Polecenie a |
Kto przełożył i opracował polskie wydanie rozprawy podane w notce bibliograficznej?

Dokument źródłowy |
------------------------------------------------
Miejsca wydania i polskie tłumaczenie:
Acidalius Valens (Valentin Havekenthal), Disputatio nova contra mulieres, qua probatur eas homines non esse, b.m. 1595 (https://bcul.lib.uni.lodz.pl/dlibra/doccontent?id=23764).
Acidalius Valens, Disputatio nova contra mulieres, qua probatur eas homines non esse. NeueDisputation Gegen die Frauen zum Erweis, daß się keine Menschen sind, wyd. i oprac. R.G. Czapla, G. Burkard, Heidelberg 2006.
Valens Acidalius, Nowa rozprawa przeciw kobietom, która dowodzi, że nie są one ludźmi,przełożyła i opracowała U. Bednarz, Wrocław 2022.
Tekst źródła:
Valens Acidalius, Nowa rozprawa przeciw kobietom, która dowodzi, że nie są one ludźmi, przełożyła i opracowała U. Bednarz, Wrocław 2022, s. 25–32.
------------------------------------------------
Polecenie b |
Przepisz dokładnie ten fragment wierszy danych, który zaczyna się wierszem zawierającym „List each element”, a kończy wierszem zawierającym „dialog-title: Xác nhận”, wraz z oboma tymi wierszami.

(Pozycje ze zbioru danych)
------------------------------------------------
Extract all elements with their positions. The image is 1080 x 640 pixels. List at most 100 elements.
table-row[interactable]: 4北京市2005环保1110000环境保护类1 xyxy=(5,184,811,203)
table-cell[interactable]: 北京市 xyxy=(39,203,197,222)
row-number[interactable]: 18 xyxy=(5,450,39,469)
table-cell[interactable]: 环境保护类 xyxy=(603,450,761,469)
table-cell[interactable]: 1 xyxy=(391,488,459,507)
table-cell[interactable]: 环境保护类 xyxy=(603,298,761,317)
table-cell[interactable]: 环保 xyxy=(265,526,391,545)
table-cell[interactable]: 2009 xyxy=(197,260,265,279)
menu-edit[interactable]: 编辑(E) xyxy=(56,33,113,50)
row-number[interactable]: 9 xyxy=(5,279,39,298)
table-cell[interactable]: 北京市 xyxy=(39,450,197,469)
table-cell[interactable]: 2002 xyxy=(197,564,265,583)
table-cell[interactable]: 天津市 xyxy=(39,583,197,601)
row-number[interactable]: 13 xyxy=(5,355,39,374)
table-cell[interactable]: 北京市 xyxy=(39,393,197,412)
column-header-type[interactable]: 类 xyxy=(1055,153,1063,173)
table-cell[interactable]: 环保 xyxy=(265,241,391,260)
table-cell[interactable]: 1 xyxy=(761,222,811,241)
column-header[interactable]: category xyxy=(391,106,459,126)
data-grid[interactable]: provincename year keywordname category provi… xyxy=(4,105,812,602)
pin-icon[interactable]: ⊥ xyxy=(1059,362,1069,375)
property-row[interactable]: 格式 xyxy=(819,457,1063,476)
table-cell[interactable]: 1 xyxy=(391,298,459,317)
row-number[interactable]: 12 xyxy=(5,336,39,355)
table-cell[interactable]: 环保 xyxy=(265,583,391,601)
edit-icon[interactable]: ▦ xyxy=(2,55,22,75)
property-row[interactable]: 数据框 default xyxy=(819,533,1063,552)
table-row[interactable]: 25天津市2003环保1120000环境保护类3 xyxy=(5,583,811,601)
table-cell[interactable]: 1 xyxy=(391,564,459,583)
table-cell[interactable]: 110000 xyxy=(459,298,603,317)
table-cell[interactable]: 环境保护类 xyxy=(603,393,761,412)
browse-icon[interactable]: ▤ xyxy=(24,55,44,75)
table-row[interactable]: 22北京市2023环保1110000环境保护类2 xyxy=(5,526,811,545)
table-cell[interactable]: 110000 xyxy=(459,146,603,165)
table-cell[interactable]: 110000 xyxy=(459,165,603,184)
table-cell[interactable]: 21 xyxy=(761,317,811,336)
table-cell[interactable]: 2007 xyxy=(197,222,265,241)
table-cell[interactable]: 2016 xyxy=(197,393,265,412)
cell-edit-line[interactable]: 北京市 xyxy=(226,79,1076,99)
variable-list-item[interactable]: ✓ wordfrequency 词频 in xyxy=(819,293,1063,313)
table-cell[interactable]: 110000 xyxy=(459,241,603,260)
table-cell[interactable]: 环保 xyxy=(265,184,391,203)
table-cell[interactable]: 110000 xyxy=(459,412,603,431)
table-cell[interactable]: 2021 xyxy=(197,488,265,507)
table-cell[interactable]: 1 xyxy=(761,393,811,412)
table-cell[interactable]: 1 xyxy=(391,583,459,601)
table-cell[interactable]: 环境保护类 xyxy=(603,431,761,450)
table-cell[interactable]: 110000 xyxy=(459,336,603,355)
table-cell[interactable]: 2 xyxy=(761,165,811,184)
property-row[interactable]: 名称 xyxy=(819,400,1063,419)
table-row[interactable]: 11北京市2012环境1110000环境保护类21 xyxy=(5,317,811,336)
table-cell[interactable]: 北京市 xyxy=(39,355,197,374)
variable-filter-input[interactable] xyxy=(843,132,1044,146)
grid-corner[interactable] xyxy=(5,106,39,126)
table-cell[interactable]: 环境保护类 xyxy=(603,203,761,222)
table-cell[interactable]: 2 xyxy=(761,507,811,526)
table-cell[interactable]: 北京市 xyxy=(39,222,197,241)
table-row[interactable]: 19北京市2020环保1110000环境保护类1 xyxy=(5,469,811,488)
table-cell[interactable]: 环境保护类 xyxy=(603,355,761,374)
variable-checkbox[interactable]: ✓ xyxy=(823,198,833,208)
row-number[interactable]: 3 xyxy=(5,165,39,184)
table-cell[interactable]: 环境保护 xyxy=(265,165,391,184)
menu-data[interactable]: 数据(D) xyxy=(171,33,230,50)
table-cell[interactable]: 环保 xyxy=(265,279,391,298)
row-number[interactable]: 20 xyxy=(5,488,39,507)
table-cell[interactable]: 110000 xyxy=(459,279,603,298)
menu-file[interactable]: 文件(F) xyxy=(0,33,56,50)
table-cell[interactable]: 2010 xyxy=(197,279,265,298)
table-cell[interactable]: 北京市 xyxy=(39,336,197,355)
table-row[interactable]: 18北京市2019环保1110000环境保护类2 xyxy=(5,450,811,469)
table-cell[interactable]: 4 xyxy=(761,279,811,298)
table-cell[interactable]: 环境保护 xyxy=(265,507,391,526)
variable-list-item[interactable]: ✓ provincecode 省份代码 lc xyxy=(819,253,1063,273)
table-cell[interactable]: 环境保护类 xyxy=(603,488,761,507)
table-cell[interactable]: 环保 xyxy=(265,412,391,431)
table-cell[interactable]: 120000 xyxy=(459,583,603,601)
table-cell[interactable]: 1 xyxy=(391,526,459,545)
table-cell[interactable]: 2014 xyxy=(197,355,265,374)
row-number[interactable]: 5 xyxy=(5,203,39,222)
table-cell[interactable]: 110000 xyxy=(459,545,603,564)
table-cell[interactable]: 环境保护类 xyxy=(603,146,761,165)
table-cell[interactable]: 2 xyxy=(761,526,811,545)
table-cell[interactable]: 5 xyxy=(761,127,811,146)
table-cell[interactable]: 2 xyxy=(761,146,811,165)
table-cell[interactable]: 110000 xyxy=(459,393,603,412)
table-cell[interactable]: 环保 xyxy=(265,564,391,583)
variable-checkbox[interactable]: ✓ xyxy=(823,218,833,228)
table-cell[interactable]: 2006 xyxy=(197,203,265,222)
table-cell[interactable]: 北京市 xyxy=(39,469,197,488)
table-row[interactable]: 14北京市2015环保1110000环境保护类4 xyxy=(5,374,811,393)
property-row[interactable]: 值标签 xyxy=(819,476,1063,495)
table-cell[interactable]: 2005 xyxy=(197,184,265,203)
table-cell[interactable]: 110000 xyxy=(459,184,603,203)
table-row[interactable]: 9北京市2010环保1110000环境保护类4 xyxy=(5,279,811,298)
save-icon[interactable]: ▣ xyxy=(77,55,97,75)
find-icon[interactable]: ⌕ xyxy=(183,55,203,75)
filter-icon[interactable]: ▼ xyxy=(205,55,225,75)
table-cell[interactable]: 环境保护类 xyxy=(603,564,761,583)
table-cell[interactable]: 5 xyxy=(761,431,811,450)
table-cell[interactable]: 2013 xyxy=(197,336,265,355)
------------------------------------------------
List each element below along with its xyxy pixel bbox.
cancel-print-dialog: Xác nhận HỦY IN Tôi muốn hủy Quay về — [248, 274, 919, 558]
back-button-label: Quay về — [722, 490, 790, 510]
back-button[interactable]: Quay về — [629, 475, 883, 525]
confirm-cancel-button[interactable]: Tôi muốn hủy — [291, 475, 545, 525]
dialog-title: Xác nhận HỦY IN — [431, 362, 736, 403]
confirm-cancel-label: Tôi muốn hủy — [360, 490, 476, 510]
------------------------------------------------
Odpowiedź a |
U. Bednarz.

Odpowiedź b |
List each element below along with its xyxy pixel bbox.
cancel-print-dialog: Xác nhận HỦY IN Tôi muốn hủy Quay về — [248, 274, 919, 558]
back-button-label: Quay về — [722, 490, 790, 510]
back-button[interactable]: Quay về — [629, 475, 883, 525]
confirm-cancel-button[interactable]: Tôi muốn hủy — [291, 475, 545, 525]
dialog-title: Xác nhận HỦY IN — [431, 362, 736, 403]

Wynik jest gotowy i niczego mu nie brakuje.